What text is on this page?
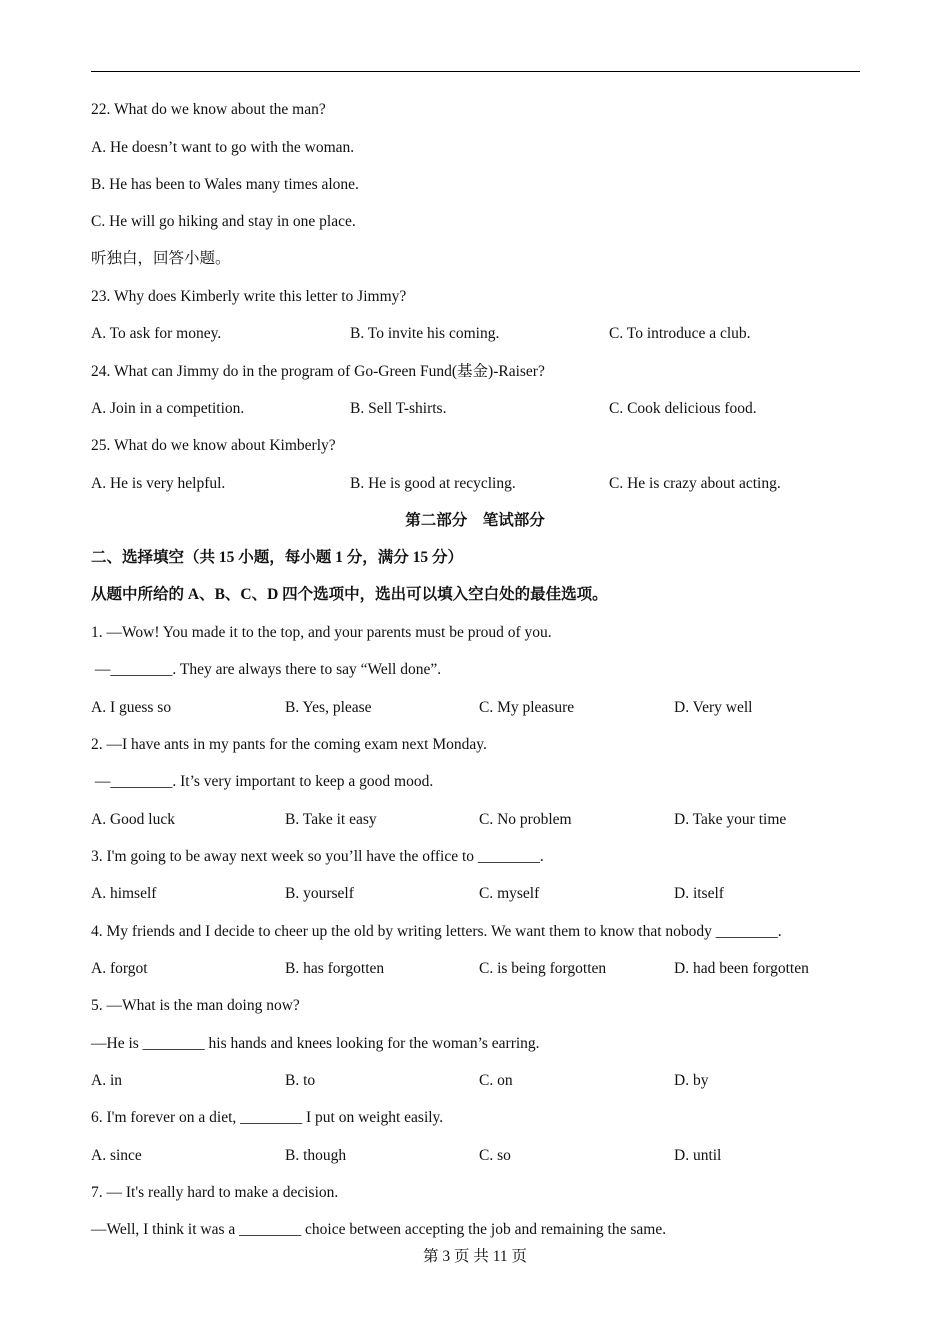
22. What do we know about the man?
A. He doesn’t want to go with the woman.
B. He has been to Wales many times alone.
C. He will go hiking and stay in one place.
听独白，回答小题。
23. Why does Kimberly write this letter to Jimmy?
A. To ask for money.	B. To invite his coming.	C. To introduce a club.
24. What can Jimmy do in the program of Go-Green Fund(基金)-Raiser?
A. Join in a competition.	B. Sell T-shirts.	C. Cook delicious food.
25. What do we know about Kimberly?
A. He is very helpful.	B. He is good at recycling.	C. He is crazy about acting.
第二部分　笔试部分
二、选择填空（共 15 小题，每小题 1 分，满分 15 分）
从题中所给的 A、B、C、D 四个选项中，选出可以填入空白处的最佳选项。
1. —Wow! You made it to the top, and your parents must be proud of you.
—________. They are always there to say “Well done”.
A. I guess so	B. Yes, please	C. My pleasure	D. Very well
2. —I have ants in my pants for the coming exam next Monday.
—________. It’s very important to keep a good mood.
A. Good luck	B. Take it easy	C. No problem	D. Take your time
3. I'm going to be away next week so you’ll have the office to ________.
A. himself	B. yourself	C. myself	D. itself
4. My friends and I decide to cheer up the old by writing letters. We want them to know that nobody ________.
A. forgot	B. has forgotten	C. is being forgotten	D. had been forgotten
5. —What is the man doing now?
—He is ________ his hands and knees looking for the woman’s earring.
A. in	B. to	C. on	D. by
6. I'm forever on a diet, ________ I put on weight easily.
A. since	B. though	C. so	D. until
7. — It's really hard to make a decision.
—Well, I think it was a ________ choice between accepting the job and remaining the same.
第 3 页 共 11 页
☆ ☆ ☆ ☆ ☆ ☆ ☆
SHORT EXERCISE =>
All of the records above must be copied exactly, except for the pictures.

RESPONSE BELOW =>
What text is on this page?
22. What do we know about the man?
A. He doesn’t want to go with the woman.
B. He has been to Wales many times alone.
C. He will go hiking and stay in one place.
听独白，回答小题。
23. Why does Kimberly write this letter to Jimmy?
A. To ask for money.	B. To invite his coming.	C. To introduce a club.
24. What can Jimmy do in the program of Go-Green Fund(基金)-Raiser?
A. Join in a competition.	B. Sell T-shirts.	C. Cook delicious food.
25. What do we know about Kimberly?
A. He is very helpful.	B. He is good at recycling.	C. He is crazy about acting.
第二部分　笔试部分
二、选择填空（共 15 小题，每小题 1 分，满分 15 分）
从题中所给的 A、B、C、D 四个选项中，选出可以填入空白处的最佳选项。
1. —Wow! You made it to the top, and your parents must be proud of you.
—________. They are always there to say “Well done”.
A. I guess so	B. Yes, please	C. My pleasure	D. Very well
2. —I have ants in my pants for the coming exam next Monday.
—________. It’s very important to keep a good mood.
A. Good luck	B. Take it easy	C. No problem	D. Take your time
3. I'm going to be away next week so you’ll have the office to ________.
A. himself	B. yourself	C. myself	D. itself
4. My friends and I decide to cheer up the old by writing letters. We want them to know that nobody ________.
A. forgot	B. has forgotten	C. is being forgotten	D. had been forgotten
5. —What is the man doing now?
—He is ________ his hands and knees looking for the woman’s earring.
A. in	B. to	C. on	D. by
6. I'm forever on a diet, ________ I put on weight easily.
A. since	B. though	C. so	D. until
7. — It's really hard to make a decision.
—Well, I think it was a ________ choice between accepting the job and remaining the same.
第 3 页 共 11 页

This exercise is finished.